Work to complete ->
Reproduce the records below exactly, leaving out any pictures.

Dataset records:
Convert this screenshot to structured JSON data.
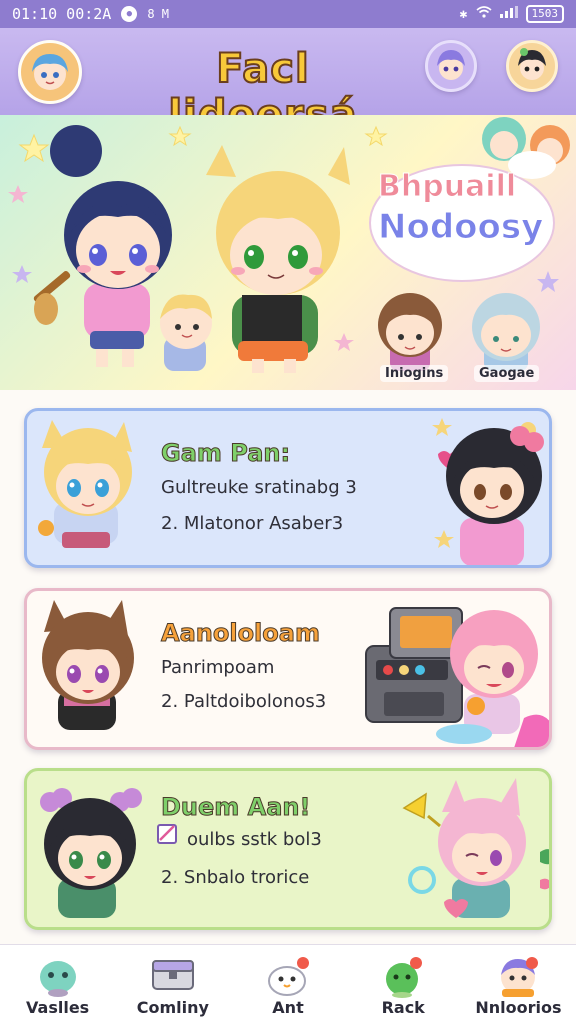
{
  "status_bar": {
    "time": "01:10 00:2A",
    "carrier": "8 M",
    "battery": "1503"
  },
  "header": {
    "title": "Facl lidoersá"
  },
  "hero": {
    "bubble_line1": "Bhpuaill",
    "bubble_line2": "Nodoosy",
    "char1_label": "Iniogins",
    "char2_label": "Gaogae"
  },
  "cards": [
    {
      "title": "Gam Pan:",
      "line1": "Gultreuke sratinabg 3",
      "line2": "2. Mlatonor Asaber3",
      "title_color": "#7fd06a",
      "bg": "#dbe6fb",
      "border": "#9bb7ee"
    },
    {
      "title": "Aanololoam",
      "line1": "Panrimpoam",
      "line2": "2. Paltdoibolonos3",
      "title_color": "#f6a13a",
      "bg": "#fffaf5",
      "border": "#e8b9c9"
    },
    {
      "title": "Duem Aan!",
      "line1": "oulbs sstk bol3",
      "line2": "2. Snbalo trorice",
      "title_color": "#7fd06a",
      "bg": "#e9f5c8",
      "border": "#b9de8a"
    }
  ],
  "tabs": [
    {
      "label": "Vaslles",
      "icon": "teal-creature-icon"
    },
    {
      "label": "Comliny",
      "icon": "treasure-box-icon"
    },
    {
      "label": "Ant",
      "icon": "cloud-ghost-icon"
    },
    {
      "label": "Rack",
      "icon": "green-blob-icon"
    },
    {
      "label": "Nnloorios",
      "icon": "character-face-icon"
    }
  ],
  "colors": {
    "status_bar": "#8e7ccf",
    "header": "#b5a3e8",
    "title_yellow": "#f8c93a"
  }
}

Result below ->
Convert this screenshot to structured JSON data.
{
  "status_bar": {
    "time": "01:10 00:2A",
    "carrier": "8 M",
    "battery": "1503"
  },
  "header": {
    "title": "Facl lidoersá"
  },
  "hero": {
    "bubble_line1": "Bhpuaill",
    "bubble_line2": "Nodoosy",
    "char1_label": "Iniogins",
    "char2_label": "Gaogae"
  },
  "cards": [
    {
      "title": "Gam Pan:",
      "line1": "Gultreuke sratinabg 3",
      "line2": "2. Mlatonor Asaber3",
      "title_color": "#7fd06a",
      "bg": "#dbe6fb",
      "border": "#9bb7ee"
    },
    {
      "title": "Aanololoam",
      "line1": "Panrimpoam",
      "line2": "2. Paltdoibolonos3",
      "title_color": "#f6a13a",
      "bg": "#fffaf5",
      "border": "#e8b9c9"
    },
    {
      "title": "Duem Aan!",
      "line1": "oulbs sstk bol3",
      "line2": "2. Snbalo trorice",
      "title_color": "#7fd06a",
      "bg": "#e9f5c8",
      "border": "#b9de8a"
    }
  ],
  "tabs": [
    {
      "label": "Vaslles",
      "icon": "teal-creature-icon"
    },
    {
      "label": "Comliny",
      "icon": "treasure-box-icon"
    },
    {
      "label": "Ant",
      "icon": "cloud-ghost-icon"
    },
    {
      "label": "Rack",
      "icon": "green-blob-icon"
    },
    {
      "label": "Nnloorios",
      "icon": "character-face-icon"
    }
  ],
  "colors": {
    "status_bar": "#8e7ccf",
    "header": "#b5a3e8",
    "title_yellow": "#f8c93a"
  }
}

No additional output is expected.